No fundo, Ensaio Sobre a Cegueira é um livro sobre o falhanço do género humano tal como ele era concebido desde o século XVIII: destinado a respeitar o contrato social e os laços de solidariedade ou cooperação, regressando a um mundo anterior ao pecado original e libertando-se dos constrangimentos sociais. No mundo terrível de Saramago, bons e maus coexistem nessa terra da escuridão; mas os que eram bons transformam-se em maus a grande velocidade. Talvez porque precisem de sobreviver, talvez porque a cegueira os impeça de ver que exista uma saída.

Entradas listadas >>
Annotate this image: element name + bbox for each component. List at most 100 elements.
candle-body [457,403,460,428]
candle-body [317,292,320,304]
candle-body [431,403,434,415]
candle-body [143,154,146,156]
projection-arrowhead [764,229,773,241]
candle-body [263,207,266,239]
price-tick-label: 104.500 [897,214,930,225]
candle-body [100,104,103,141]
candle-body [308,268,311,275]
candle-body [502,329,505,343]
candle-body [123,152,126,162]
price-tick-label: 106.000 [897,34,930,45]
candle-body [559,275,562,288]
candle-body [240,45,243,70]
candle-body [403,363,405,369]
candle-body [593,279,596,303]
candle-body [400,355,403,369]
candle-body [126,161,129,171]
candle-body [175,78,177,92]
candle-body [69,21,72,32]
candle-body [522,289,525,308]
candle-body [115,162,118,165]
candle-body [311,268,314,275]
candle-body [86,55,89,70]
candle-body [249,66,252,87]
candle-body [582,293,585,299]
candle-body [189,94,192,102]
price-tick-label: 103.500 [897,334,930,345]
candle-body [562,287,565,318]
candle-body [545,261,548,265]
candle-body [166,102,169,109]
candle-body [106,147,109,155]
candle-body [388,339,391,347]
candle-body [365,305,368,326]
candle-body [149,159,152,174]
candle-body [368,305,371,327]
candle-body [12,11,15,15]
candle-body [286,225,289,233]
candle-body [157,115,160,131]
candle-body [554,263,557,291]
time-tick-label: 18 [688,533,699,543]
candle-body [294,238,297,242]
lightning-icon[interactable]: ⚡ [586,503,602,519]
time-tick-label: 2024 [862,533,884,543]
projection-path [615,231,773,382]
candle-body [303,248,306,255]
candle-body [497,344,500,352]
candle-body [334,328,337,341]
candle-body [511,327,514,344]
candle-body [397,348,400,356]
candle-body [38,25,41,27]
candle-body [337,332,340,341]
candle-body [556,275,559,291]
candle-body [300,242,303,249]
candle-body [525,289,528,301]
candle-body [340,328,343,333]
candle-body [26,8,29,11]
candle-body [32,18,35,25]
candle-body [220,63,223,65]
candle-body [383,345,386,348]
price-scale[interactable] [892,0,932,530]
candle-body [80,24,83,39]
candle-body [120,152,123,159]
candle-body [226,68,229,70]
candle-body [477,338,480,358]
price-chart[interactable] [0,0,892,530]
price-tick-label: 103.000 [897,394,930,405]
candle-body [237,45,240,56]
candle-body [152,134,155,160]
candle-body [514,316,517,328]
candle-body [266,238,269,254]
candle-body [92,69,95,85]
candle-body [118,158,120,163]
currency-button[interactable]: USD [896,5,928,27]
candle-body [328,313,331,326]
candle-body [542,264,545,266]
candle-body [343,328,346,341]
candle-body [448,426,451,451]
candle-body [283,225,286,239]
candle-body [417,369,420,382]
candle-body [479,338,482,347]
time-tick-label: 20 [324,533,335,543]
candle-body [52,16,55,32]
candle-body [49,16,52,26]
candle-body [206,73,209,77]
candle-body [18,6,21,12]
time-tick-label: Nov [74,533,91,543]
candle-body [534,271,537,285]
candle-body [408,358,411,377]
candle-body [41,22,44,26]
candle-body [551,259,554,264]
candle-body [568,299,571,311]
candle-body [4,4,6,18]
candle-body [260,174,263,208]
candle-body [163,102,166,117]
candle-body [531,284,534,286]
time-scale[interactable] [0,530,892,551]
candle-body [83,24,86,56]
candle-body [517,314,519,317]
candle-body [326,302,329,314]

Tarefas a resolver >>
a) No excerto sobre Ensaio Sobre a Cegueira, em que se transformam os que eram bons, e a que velocidade?
b) Dê continuidade ao excerto sobre Ensaio Sobre a Cegueira a partir da sua última frase.

Respostas às tarefas >>
a) Transformam-se em maus a grande velocidade.

b)
Com a epidemia de cegueira (mais do que vírus desconhecido, mais do que um inimigo invisível, trata-se de um absurdo), que é igualitária no horror, as autoridades criam um estado de excepção que acaba por transformar-se em norma. O leitor reconhecerá a tentação nesta cena quase inicial: “A rapariga dos óculos escuros pediu-lhe que ligasse o rádio, talvez dessem notícias. Deram-nas mais tarde, entretanto estiveram a ouvir um pouco de música. Em certa altura apareceram à porta da camarata uns quantos cegos, um deles disse, Que pena não ter trazido a guitarra. As notícias não foram animadoras, corria o rumor de estar para breve a formação de um governo de unidade e salvação nacional.”

 

EM BUSCA DA LUZ E DO SILÊNCIO.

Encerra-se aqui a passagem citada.